Records from a dataset:
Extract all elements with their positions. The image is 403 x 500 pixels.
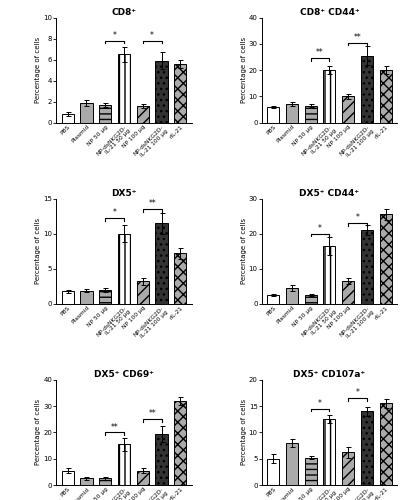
Bar	[137, 470, 149, 485]
Bar	[380, 214, 392, 304]
Y-axis label: Percentage of cells: Percentage of cells	[35, 37, 41, 103]
Title: DX5⁺ CD107a⁺: DX5⁺ CD107a⁺	[293, 370, 366, 379]
Bar	[305, 106, 317, 123]
Bar	[118, 234, 130, 304]
Bar	[305, 458, 317, 485]
Bar	[323, 246, 335, 304]
Text: *: *	[113, 31, 116, 40]
Text: **: **	[354, 32, 361, 42]
Bar	[80, 104, 93, 123]
Bar	[286, 104, 298, 123]
Bar	[267, 107, 279, 123]
Bar	[62, 114, 74, 123]
Bar	[62, 470, 74, 485]
Bar	[80, 478, 93, 485]
Bar	[342, 452, 354, 485]
Title: DX5⁺: DX5⁺	[111, 189, 137, 198]
Bar	[80, 290, 93, 304]
Text: *: *	[150, 31, 154, 40]
Bar	[118, 444, 130, 485]
Bar	[305, 295, 317, 304]
Bar	[99, 290, 111, 304]
Y-axis label: Percentage of cells: Percentage of cells	[35, 218, 41, 284]
Bar	[267, 458, 279, 485]
Text: **: **	[148, 200, 156, 208]
Bar	[380, 70, 392, 123]
Text: *: *	[355, 388, 359, 398]
Bar	[380, 404, 392, 485]
Bar	[286, 288, 298, 304]
Y-axis label: Percentage of cells: Percentage of cells	[241, 37, 247, 103]
Title: CD8⁺ CD44⁺: CD8⁺ CD44⁺	[299, 8, 359, 16]
Text: *: *	[318, 224, 322, 233]
Bar	[361, 56, 373, 123]
Y-axis label: Percentage of cells: Percentage of cells	[35, 400, 41, 466]
Bar	[174, 64, 187, 123]
Bar	[323, 70, 335, 123]
Y-axis label: Percentage of cells: Percentage of cells	[241, 218, 247, 284]
Bar	[361, 412, 373, 485]
Title: DX5⁺ CD69⁺: DX5⁺ CD69⁺	[94, 370, 154, 379]
Bar	[62, 292, 74, 304]
Bar	[118, 54, 130, 123]
Bar	[286, 443, 298, 485]
Bar	[267, 295, 279, 304]
Text: **: **	[316, 48, 324, 58]
Y-axis label: Percentage of cells: Percentage of cells	[241, 400, 247, 466]
Title: DX5⁺ CD44⁺: DX5⁺ CD44⁺	[299, 189, 359, 198]
Bar	[137, 282, 149, 304]
Bar	[174, 401, 187, 485]
Bar	[137, 106, 149, 123]
Text: *: *	[318, 399, 322, 408]
Bar	[342, 96, 354, 123]
Bar	[342, 281, 354, 304]
Bar	[99, 105, 111, 123]
Title: CD8⁺: CD8⁺	[112, 8, 137, 16]
Text: *: *	[113, 208, 116, 218]
Bar	[361, 230, 373, 304]
Text: **: **	[111, 422, 118, 432]
Bar	[174, 254, 187, 304]
Bar	[156, 60, 168, 123]
Text: *: *	[355, 214, 359, 222]
Bar	[156, 434, 168, 485]
Bar	[99, 478, 111, 485]
Bar	[323, 419, 335, 485]
Text: **: **	[148, 410, 156, 418]
Bar	[156, 223, 168, 304]
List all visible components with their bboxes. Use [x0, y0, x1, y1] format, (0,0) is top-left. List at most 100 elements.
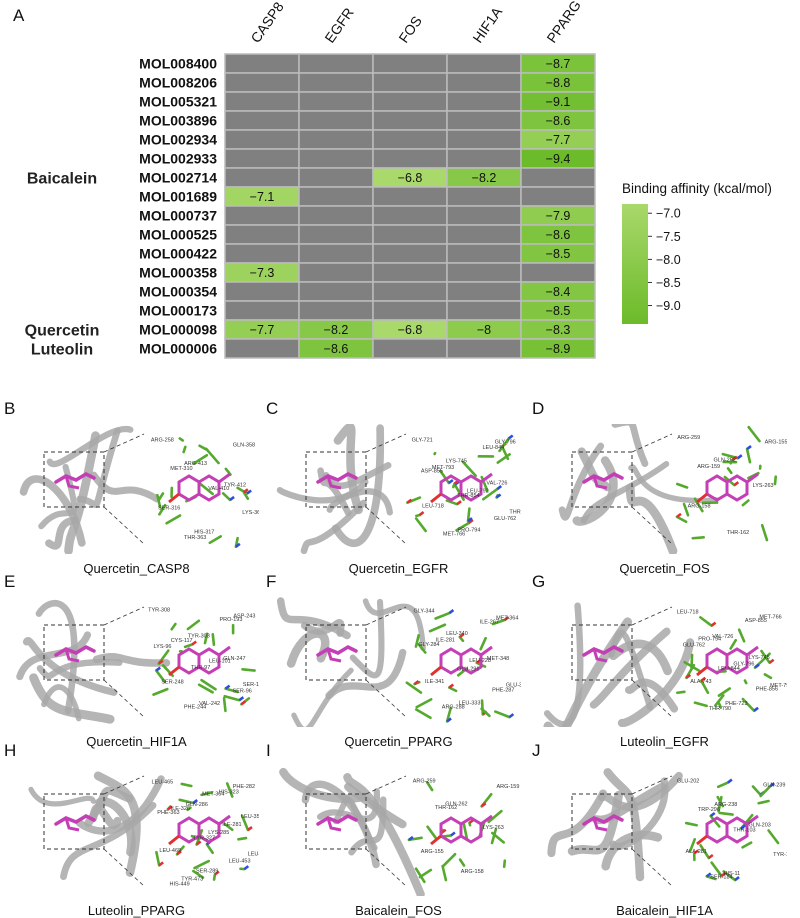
cell-value-label: −6.8 — [398, 171, 423, 185]
docking-illustration: LEU-465GLN-286ILE-281LEU-469SER-289PHE-2… — [14, 766, 259, 896]
heatmap-cell — [299, 206, 373, 225]
panel-letter-h: H — [4, 741, 16, 761]
docking-illustration: TYR-308TYR-303GLN-247SER-248VAL-242ASP-2… — [14, 597, 259, 727]
heatmap-cell — [299, 187, 373, 206]
heatmap-cell — [447, 339, 521, 358]
docking-caption: Baicalein_FOS — [276, 903, 521, 918]
heatmap-cell — [373, 149, 447, 168]
heatmap-cell — [447, 111, 521, 130]
residue-label: LEU-718 — [422, 503, 444, 509]
residue-label: LEU-844 — [483, 445, 505, 451]
residue-label: ASP-855 — [745, 618, 767, 624]
heatmap-cell — [521, 168, 595, 187]
column-label-pparg: PPARG — [543, 0, 584, 46]
residue-label: LEU-844 — [718, 666, 740, 672]
cell-value-label: −8.2 — [472, 171, 497, 185]
residue-label: GLN-239 — [763, 783, 785, 789]
cell-value-label: −6.8 — [398, 323, 423, 337]
residue-label: ARG-159 — [497, 784, 520, 790]
residue-label: LYS-360 — [242, 510, 259, 516]
heatmap-cell — [299, 92, 373, 111]
heatmap-cell — [373, 263, 447, 282]
group-label: Quercetin — [25, 323, 100, 340]
heatmap-cell — [447, 301, 521, 320]
heatmap-cell — [373, 54, 447, 73]
column-label-casp8: CASP8 — [247, 0, 287, 46]
protein-ribbons — [31, 776, 161, 877]
residue-label: GLU-291 — [457, 667, 479, 673]
residue-label: GLY-721 — [412, 437, 433, 443]
protein-ribbons — [562, 424, 716, 551]
heatmap-cell — [373, 301, 447, 320]
heatmap-cell — [373, 206, 447, 225]
docking-illustration: GLY-721LYS-745VAL-726LEU-718PRO-794GLY-7… — [276, 424, 521, 554]
protein-ribbons — [547, 606, 690, 727]
residue-label: ARG-259 — [677, 435, 700, 441]
residue-label: LEU-718 — [677, 609, 699, 615]
heatmap-cell — [447, 149, 521, 168]
panel-letter-g: G — [532, 572, 545, 592]
heatmap-cell — [447, 206, 521, 225]
residue-sticks — [686, 780, 778, 881]
row-label: MOL005321 — [139, 94, 217, 110]
residue-label: MET-766 — [443, 532, 465, 538]
heatmap-cell — [225, 54, 299, 73]
residue-label: ARG-288 — [442, 705, 465, 711]
cell-value-label: −8.9 — [546, 342, 571, 356]
residue-label: MET-310 — [170, 466, 192, 472]
residue-label: THR-790 — [509, 510, 521, 516]
protein-ribbons — [280, 427, 390, 551]
group-label: Baicalein — [27, 171, 97, 188]
residue-label: HIS-449 — [170, 882, 190, 888]
residue-label: MET-364 — [496, 616, 518, 622]
residue-label: PHE-363 — [157, 810, 179, 816]
residue-label: THR-162 — [727, 530, 749, 536]
heatmap-cell — [373, 92, 447, 111]
residue-label: GLN-358 — [233, 443, 255, 449]
docking-illustration: GLY-344LEU-340MET-348ILE-341LEU-333MET-3… — [276, 597, 521, 727]
residue-label: ASP-855 — [421, 469, 443, 475]
cell-value-label: −8.7 — [546, 57, 571, 71]
protein-ribbons — [20, 603, 167, 719]
column-label-hif1a: HIF1A — [469, 4, 505, 46]
residue-label: LYS-263 — [753, 483, 774, 489]
heatmap-cell — [447, 282, 521, 301]
residue-label: ARG-258 — [151, 437, 174, 443]
cell-value-label: −8.3 — [546, 323, 571, 337]
heatmap-cell — [225, 206, 299, 225]
residue-label: THR-97 — [191, 665, 210, 671]
residue-label: THR-103 — [733, 827, 755, 833]
residue-label: SER-96 — [233, 689, 252, 695]
heatmap-cell — [373, 225, 447, 244]
row-label: MOL000098 — [139, 322, 217, 338]
docking-caption: Quercetin_EGFR — [276, 561, 521, 576]
docking-caption: Luteolin_EGFR — [542, 734, 787, 749]
heatmap-cell — [447, 187, 521, 206]
residue-sticks — [156, 784, 252, 880]
residue-label: THR-854 — [457, 493, 479, 499]
colorbar-tick-label: −8.5 — [656, 276, 681, 290]
heatmap-cell — [447, 263, 521, 282]
docking-caption: Quercetin_CASP8 — [14, 561, 259, 576]
residue-label: LEU-453 — [229, 858, 251, 864]
residue-label: LYS-263 — [483, 825, 504, 831]
residue-label: TYR-308 — [148, 608, 170, 614]
residue-label: ARG-159 — [697, 464, 720, 470]
docking-caption: Quercetin_HIF1A — [14, 734, 259, 749]
colorbar-tick-label: −8.0 — [656, 253, 681, 267]
row-label: MOL000525 — [139, 227, 217, 243]
heatmap-cell — [447, 244, 521, 263]
residue-label: GLN-262 — [714, 457, 736, 463]
colorbar-title: Binding affinity (kcal/mol) — [622, 181, 772, 196]
heatmap-cell — [373, 244, 447, 263]
residue-label: ILE-267 — [480, 619, 499, 625]
protein-ribbons — [283, 772, 420, 894]
heatmap-cell — [225, 301, 299, 320]
panel-letter-b: B — [4, 399, 15, 419]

Brief.
Say how many lines in the records contain the string "panel", and say nothing else.

Answer section.
3